Copy every entry precisely.

--- start Extracted records ---

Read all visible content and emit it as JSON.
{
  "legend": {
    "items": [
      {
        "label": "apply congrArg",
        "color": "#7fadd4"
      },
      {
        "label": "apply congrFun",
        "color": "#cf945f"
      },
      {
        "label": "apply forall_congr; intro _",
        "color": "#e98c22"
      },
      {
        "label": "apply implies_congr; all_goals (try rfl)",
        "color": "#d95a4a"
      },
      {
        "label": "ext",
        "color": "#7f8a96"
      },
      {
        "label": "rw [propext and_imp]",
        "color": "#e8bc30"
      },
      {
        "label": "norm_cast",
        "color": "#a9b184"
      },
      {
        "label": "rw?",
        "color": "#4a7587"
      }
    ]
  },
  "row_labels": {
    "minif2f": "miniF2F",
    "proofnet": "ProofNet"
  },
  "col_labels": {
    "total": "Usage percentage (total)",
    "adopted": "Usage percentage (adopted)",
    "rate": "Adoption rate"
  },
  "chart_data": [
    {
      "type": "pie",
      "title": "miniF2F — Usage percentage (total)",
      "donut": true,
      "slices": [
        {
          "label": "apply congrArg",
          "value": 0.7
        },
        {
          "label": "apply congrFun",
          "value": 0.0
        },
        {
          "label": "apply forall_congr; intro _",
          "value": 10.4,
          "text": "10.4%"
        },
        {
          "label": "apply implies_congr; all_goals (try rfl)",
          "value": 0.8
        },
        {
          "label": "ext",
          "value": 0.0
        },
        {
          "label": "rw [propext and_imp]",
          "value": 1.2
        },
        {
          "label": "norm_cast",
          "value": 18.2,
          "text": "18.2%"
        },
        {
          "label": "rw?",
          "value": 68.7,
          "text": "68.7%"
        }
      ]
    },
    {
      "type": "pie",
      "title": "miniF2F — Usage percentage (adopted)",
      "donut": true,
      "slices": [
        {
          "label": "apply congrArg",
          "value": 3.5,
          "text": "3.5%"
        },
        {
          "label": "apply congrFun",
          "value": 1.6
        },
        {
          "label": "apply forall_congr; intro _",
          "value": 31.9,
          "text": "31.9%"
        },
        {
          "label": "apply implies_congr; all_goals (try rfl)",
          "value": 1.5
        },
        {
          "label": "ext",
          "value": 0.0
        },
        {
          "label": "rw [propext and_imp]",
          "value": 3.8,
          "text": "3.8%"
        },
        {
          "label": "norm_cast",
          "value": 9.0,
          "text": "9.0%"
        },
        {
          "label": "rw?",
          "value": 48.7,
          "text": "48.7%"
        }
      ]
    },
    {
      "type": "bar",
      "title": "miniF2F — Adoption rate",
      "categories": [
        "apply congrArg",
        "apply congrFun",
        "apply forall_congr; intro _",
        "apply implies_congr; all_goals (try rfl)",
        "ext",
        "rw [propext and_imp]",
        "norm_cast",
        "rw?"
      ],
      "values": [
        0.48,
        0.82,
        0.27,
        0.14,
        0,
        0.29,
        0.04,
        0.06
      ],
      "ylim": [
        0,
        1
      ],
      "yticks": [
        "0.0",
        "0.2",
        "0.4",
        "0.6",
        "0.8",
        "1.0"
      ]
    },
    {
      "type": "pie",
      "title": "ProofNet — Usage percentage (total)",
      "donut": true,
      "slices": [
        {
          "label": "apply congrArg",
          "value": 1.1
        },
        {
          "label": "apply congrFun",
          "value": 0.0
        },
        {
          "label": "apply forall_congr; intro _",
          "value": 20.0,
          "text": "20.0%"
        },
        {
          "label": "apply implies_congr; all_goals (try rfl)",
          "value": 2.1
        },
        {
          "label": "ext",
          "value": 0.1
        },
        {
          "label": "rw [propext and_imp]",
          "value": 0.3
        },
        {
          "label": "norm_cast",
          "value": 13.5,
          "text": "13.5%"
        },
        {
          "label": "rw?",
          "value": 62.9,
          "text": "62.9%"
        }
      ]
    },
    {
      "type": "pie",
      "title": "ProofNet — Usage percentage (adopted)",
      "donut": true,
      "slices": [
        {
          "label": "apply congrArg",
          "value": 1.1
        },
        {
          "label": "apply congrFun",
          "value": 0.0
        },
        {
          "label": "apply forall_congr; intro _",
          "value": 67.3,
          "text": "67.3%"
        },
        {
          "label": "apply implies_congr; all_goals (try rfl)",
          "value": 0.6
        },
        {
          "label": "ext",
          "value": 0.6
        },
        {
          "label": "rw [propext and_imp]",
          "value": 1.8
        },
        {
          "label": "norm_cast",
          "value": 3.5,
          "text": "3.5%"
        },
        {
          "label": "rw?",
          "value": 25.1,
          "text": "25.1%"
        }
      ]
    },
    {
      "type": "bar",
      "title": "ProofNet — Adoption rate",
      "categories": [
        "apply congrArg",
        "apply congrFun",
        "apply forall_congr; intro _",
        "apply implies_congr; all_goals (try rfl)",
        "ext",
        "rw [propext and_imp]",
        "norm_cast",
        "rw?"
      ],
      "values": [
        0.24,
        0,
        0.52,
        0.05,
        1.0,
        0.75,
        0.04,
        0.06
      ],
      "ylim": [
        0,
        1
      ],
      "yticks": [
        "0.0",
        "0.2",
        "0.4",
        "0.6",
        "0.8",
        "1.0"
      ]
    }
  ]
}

--- end Extracted records ---

*Result below*:
Read all visible content and emit it as JSON.
{
  "legend": {
    "items": [
      {
        "label": "apply congrArg",
        "color": "#7fadd4"
      },
      {
        "label": "apply congrFun",
        "color": "#cf945f"
      },
      {
        "label": "apply forall_congr; intro _",
        "color": "#e98c22"
      },
      {
        "label": "apply implies_congr; all_goals (try rfl)",
        "color": "#d95a4a"
      },
      {
        "label": "ext",
        "color": "#7f8a96"
      },
      {
        "label": "rw [propext and_imp]",
        "color": "#e8bc30"
      },
      {
        "label": "norm_cast",
        "color": "#a9b184"
      },
      {
        "label": "rw?",
        "color": "#4a7587"
      }
    ]
  },
  "row_labels": {
    "minif2f": "miniF2F",
    "proofnet": "ProofNet"
  },
  "col_labels": {
    "total": "Usage percentage (total)",
    "adopted": "Usage percentage (adopted)",
    "rate": "Adoption rate"
  },
  "chart_data": [
    {
      "type": "pie",
      "title": "miniF2F — Usage percentage (total)",
      "donut": true,
      "slices": [
        {
          "label": "apply congrArg",
          "value": 0.7
        },
        {
          "label": "apply congrFun",
          "value": 0.0
        },
        {
          "label": "apply forall_congr; intro _",
          "value": 10.4,
          "text": "10.4%"
        },
        {
          "label": "apply implies_congr; all_goals (try rfl)",
          "value": 0.8
        },
        {
          "label": "ext",
          "value": 0.0
        },
        {
          "label": "rw [propext and_imp]",
          "value": 1.2
        },
        {
          "label": "norm_cast",
          "value": 18.2,
          "text": "18.2%"
        },
        {
          "label": "rw?",
          "value": 68.7,
          "text": "68.7%"
        }
      ]
    },
    {
      "type": "pie",
      "title": "miniF2F — Usage percentage (adopted)",
      "donut": true,
      "slices": [
        {
          "label": "apply congrArg",
          "value": 3.5,
          "text": "3.5%"
        },
        {
          "label": "apply congrFun",
          "value": 1.6
        },
        {
          "label": "apply forall_congr; intro _",
          "value": 31.9,
          "text": "31.9%"
        },
        {
          "label": "apply implies_congr; all_goals (try rfl)",
          "value": 1.5
        },
        {
          "label": "ext",
          "value": 0.0
        },
        {
          "label": "rw [propext and_imp]",
          "value": 3.8,
          "text": "3.8%"
        },
        {
          "label": "norm_cast",
          "value": 9.0,
          "text": "9.0%"
        },
        {
          "label": "rw?",
          "value": 48.7,
          "text": "48.7%"
        }
      ]
    },
    {
      "type": "bar",
      "title": "miniF2F — Adoption rate",
      "categories": [
        "apply congrArg",
        "apply congrFun",
        "apply forall_congr; intro _",
        "apply implies_congr; all_goals (try rfl)",
        "ext",
        "rw [propext and_imp]",
        "norm_cast",
        "rw?"
      ],
      "values": [
        0.48,
        0.82,
        0.27,
        0.14,
        0,
        0.29,
        0.04,
        0.06
      ],
      "ylim": [
        0,
        1
      ],
      "yticks": [
        "0.0",
        "0.2",
        "0.4",
        "0.6",
        "0.8",
        "1.0"
      ]
    },
    {
      "type": "pie",
      "title": "ProofNet — Usage percentage (total)",
      "donut": true,
      "slices": [
        {
          "label": "apply congrArg",
          "value": 1.1
        },
        {
          "label": "apply congrFun",
          "value": 0.0
        },
        {
          "label": "apply forall_congr; intro _",
          "value": 20.0,
          "text": "20.0%"
        },
        {
          "label": "apply implies_congr; all_goals (try rfl)",
          "value": 2.1
        },
        {
          "label": "ext",
          "value": 0.1
        },
        {
          "label": "rw [propext and_imp]",
          "value": 0.3
        },
        {
          "label": "norm_cast",
          "value": 13.5,
          "text": "13.5%"
        },
        {
          "label": "rw?",
          "value": 62.9,
          "text": "62.9%"
        }
      ]
    },
    {
      "type": "pie",
      "title": "ProofNet — Usage percentage (adopted)",
      "donut": true,
      "slices": [
        {
          "label": "apply congrArg",
          "value": 1.1
        },
        {
          "label": "apply congrFun",
          "value": 0.0
        },
        {
          "label": "apply forall_congr; intro _",
          "value": 67.3,
          "text": "67.3%"
        },
        {
          "label": "apply implies_congr; all_goals (try rfl)",
          "value": 0.6
        },
        {
          "label": "ext",
          "value": 0.6
        },
        {
          "label": "rw [propext and_imp]",
          "value": 1.8
        },
        {
          "label": "norm_cast",
          "value": 3.5,
          "text": "3.5%"
        },
        {
          "label": "rw?",
          "value": 25.1,
          "text": "25.1%"
        }
      ]
    },
    {
      "type": "bar",
      "title": "ProofNet — Adoption rate",
      "categories": [
        "apply congrArg",
        "apply congrFun",
        "apply forall_congr; intro _",
        "apply implies_congr; all_goals (try rfl)",
        "ext",
        "rw [propext and_imp]",
        "norm_cast",
        "rw?"
      ],
      "values": [
        0.24,
        0,
        0.52,
        0.05,
        1.0,
        0.75,
        0.04,
        0.06
      ],
      "ylim": [
        0,
        1
      ],
      "yticks": [
        "0.0",
        "0.2",
        "0.4",
        "0.6",
        "0.8",
        "1.0"
      ]
    }
  ]
}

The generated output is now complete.